__Work to be completed__
Find the string "Voltage" and gather every line that holds it.

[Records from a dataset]
- - - -

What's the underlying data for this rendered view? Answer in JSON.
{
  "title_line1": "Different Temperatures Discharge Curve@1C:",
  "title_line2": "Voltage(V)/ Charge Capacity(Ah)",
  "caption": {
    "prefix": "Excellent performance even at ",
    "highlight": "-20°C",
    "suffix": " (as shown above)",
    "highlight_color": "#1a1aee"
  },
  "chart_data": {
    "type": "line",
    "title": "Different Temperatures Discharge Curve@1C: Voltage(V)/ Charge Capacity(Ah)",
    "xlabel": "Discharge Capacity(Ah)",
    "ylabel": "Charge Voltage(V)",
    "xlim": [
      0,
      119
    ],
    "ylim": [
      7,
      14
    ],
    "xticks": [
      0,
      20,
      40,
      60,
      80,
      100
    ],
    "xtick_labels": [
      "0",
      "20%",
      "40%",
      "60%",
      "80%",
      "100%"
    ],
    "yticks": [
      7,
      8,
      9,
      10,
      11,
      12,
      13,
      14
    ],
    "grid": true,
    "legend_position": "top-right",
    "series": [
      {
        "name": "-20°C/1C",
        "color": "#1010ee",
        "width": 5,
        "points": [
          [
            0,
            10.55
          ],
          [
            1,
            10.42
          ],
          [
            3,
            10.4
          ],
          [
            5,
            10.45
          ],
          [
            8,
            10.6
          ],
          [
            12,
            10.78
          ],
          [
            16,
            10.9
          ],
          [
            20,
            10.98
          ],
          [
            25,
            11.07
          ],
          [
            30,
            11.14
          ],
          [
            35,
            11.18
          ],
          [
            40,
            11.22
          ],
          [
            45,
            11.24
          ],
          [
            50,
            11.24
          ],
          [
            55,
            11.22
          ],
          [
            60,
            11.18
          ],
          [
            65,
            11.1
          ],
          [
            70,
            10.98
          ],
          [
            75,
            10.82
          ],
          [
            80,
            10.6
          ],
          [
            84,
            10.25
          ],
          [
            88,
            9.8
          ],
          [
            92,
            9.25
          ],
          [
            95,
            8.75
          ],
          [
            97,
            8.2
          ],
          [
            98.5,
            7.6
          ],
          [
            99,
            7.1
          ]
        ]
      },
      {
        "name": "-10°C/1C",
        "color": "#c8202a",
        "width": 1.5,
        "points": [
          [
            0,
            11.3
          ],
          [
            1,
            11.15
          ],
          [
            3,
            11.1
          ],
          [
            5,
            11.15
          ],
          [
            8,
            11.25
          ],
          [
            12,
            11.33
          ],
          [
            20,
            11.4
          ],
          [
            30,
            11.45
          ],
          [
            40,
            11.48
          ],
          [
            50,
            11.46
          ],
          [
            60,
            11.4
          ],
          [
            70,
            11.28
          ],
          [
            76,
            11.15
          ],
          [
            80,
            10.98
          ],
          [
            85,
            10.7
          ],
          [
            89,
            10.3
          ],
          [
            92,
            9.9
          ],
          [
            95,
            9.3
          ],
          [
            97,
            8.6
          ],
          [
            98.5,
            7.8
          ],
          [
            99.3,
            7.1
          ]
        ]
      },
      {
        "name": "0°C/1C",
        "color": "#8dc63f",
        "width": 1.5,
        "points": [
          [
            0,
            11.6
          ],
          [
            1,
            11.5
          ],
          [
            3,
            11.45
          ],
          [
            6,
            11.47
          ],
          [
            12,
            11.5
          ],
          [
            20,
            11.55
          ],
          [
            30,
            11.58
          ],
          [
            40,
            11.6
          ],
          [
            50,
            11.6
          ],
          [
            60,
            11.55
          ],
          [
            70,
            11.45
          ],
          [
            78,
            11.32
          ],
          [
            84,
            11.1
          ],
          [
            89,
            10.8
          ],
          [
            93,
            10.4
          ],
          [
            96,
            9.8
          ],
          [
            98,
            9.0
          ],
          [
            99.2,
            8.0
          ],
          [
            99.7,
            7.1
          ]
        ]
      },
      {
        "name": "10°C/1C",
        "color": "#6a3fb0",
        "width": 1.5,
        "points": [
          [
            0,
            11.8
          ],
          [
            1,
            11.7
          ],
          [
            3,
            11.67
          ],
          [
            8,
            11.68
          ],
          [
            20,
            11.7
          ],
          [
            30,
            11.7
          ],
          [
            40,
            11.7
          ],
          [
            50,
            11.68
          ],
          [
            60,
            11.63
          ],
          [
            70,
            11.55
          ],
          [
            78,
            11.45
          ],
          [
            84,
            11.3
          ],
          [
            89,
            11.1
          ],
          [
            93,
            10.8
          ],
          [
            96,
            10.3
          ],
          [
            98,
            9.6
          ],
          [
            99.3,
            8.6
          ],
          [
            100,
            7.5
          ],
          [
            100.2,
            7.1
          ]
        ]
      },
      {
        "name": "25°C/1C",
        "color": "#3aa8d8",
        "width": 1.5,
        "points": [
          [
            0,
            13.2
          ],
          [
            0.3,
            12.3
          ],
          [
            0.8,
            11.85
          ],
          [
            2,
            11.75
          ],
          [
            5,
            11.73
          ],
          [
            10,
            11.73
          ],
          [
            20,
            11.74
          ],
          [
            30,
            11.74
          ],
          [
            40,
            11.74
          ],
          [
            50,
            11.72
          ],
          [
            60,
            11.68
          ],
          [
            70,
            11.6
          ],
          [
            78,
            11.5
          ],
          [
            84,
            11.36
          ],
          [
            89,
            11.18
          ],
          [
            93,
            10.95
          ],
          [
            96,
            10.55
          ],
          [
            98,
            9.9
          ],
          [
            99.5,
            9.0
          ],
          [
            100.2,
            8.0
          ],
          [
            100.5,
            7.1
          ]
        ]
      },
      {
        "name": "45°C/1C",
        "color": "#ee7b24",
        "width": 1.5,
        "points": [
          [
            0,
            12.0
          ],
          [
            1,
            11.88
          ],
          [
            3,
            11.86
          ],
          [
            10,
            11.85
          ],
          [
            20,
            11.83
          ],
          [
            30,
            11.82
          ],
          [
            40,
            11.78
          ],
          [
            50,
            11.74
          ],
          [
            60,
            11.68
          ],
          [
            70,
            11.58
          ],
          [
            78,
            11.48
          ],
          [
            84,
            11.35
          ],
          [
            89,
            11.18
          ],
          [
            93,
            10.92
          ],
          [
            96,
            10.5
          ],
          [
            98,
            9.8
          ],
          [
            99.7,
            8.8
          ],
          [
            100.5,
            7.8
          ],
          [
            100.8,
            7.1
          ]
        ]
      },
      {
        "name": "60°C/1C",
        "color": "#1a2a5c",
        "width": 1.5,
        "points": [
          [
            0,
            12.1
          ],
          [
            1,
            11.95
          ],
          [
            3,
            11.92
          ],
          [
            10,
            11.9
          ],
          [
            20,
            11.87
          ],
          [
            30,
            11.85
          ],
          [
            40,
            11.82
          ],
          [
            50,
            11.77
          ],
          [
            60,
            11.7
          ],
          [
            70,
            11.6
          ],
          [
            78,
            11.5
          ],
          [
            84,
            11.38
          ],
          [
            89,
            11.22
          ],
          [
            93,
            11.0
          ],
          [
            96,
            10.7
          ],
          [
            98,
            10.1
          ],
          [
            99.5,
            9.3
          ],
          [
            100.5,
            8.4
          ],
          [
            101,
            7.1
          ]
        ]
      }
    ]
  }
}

- - - -

__Answer__
  "title_line2": "Voltage(V)/ Charge Capacity(Ah)",
    "title": "Different Temperatures Discharge Curve@1C: Voltage(V)/ Charge Capacity(Ah)",
    "ylabel": "Charge Voltage(V)",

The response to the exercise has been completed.